## Task directions
Extract every record, exactly as written, and ignore the pictures.

___ Records shown

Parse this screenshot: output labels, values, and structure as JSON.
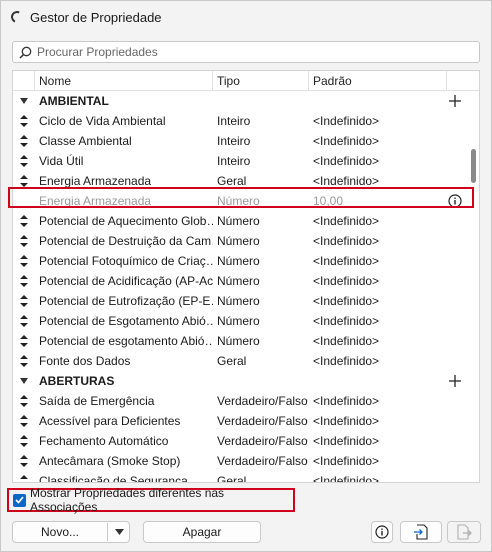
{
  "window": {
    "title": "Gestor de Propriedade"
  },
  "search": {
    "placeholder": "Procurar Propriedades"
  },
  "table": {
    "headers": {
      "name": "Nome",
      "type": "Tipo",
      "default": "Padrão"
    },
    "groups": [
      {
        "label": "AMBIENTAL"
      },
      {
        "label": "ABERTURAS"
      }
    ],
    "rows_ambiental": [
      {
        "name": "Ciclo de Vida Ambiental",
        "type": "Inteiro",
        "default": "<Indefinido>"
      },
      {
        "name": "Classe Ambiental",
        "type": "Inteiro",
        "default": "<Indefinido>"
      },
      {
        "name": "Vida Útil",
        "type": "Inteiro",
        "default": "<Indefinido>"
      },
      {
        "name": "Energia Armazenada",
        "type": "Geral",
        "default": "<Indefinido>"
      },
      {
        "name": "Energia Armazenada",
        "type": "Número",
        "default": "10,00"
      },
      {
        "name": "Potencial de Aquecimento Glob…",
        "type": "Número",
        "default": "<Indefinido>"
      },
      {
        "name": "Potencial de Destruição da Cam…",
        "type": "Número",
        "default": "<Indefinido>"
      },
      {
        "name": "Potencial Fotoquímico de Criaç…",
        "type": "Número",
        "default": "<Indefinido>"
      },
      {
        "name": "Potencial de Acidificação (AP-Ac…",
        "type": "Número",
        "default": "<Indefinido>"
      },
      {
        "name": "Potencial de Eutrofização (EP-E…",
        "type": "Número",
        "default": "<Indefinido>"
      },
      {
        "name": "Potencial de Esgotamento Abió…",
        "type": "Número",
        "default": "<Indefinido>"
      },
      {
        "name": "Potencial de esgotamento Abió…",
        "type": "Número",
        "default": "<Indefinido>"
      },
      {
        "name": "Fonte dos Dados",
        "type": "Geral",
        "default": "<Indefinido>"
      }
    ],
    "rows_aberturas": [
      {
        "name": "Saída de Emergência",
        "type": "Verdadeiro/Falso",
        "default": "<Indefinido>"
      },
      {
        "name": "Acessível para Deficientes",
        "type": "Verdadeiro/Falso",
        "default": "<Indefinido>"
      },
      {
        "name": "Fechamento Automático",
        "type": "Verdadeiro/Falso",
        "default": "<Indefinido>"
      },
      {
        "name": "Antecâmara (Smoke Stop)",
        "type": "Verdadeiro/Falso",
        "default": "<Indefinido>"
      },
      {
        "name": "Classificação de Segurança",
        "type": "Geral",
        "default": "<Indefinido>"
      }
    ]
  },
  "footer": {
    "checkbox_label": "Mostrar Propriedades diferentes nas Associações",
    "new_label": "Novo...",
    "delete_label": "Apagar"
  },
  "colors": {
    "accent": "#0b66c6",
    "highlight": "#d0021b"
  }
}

______

## Answer for the task
Parse this screenshot: output labels, values, and structure as JSON.
{
  "window": {
    "title": "Gestor de Propriedade"
  },
  "search": {
    "placeholder": "Procurar Propriedades"
  },
  "table": {
    "headers": {
      "name": "Nome",
      "type": "Tipo",
      "default": "Padrão"
    },
    "groups": [
      {
        "label": "AMBIENTAL"
      },
      {
        "label": "ABERTURAS"
      }
    ],
    "rows_ambiental": [
      {
        "name": "Ciclo de Vida Ambiental",
        "type": "Inteiro",
        "default": "<Indefinido>"
      },
      {
        "name": "Classe Ambiental",
        "type": "Inteiro",
        "default": "<Indefinido>"
      },
      {
        "name": "Vida Útil",
        "type": "Inteiro",
        "default": "<Indefinido>"
      },
      {
        "name": "Energia Armazenada",
        "type": "Geral",
        "default": "<Indefinido>"
      },
      {
        "name": "Energia Armazenada",
        "type": "Número",
        "default": "10,00"
      },
      {
        "name": "Potencial de Aquecimento Glob…",
        "type": "Número",
        "default": "<Indefinido>"
      },
      {
        "name": "Potencial de Destruição da Cam…",
        "type": "Número",
        "default": "<Indefinido>"
      },
      {
        "name": "Potencial Fotoquímico de Criaç…",
        "type": "Número",
        "default": "<Indefinido>"
      },
      {
        "name": "Potencial de Acidificação (AP-Ac…",
        "type": "Número",
        "default": "<Indefinido>"
      },
      {
        "name": "Potencial de Eutrofização (EP-E…",
        "type": "Número",
        "default": "<Indefinido>"
      },
      {
        "name": "Potencial de Esgotamento Abió…",
        "type": "Número",
        "default": "<Indefinido>"
      },
      {
        "name": "Potencial de esgotamento Abió…",
        "type": "Número",
        "default": "<Indefinido>"
      },
      {
        "name": "Fonte dos Dados",
        "type": "Geral",
        "default": "<Indefinido>"
      }
    ],
    "rows_aberturas": [
      {
        "name": "Saída de Emergência",
        "type": "Verdadeiro/Falso",
        "default": "<Indefinido>"
      },
      {
        "name": "Acessível para Deficientes",
        "type": "Verdadeiro/Falso",
        "default": "<Indefinido>"
      },
      {
        "name": "Fechamento Automático",
        "type": "Verdadeiro/Falso",
        "default": "<Indefinido>"
      },
      {
        "name": "Antecâmara (Smoke Stop)",
        "type": "Verdadeiro/Falso",
        "default": "<Indefinido>"
      },
      {
        "name": "Classificação de Segurança",
        "type": "Geral",
        "default": "<Indefinido>"
      }
    ]
  },
  "footer": {
    "checkbox_label": "Mostrar Propriedades diferentes nas Associações",
    "new_label": "Novo...",
    "delete_label": "Apagar"
  },
  "colors": {
    "accent": "#0b66c6",
    "highlight": "#d0021b"
  }
}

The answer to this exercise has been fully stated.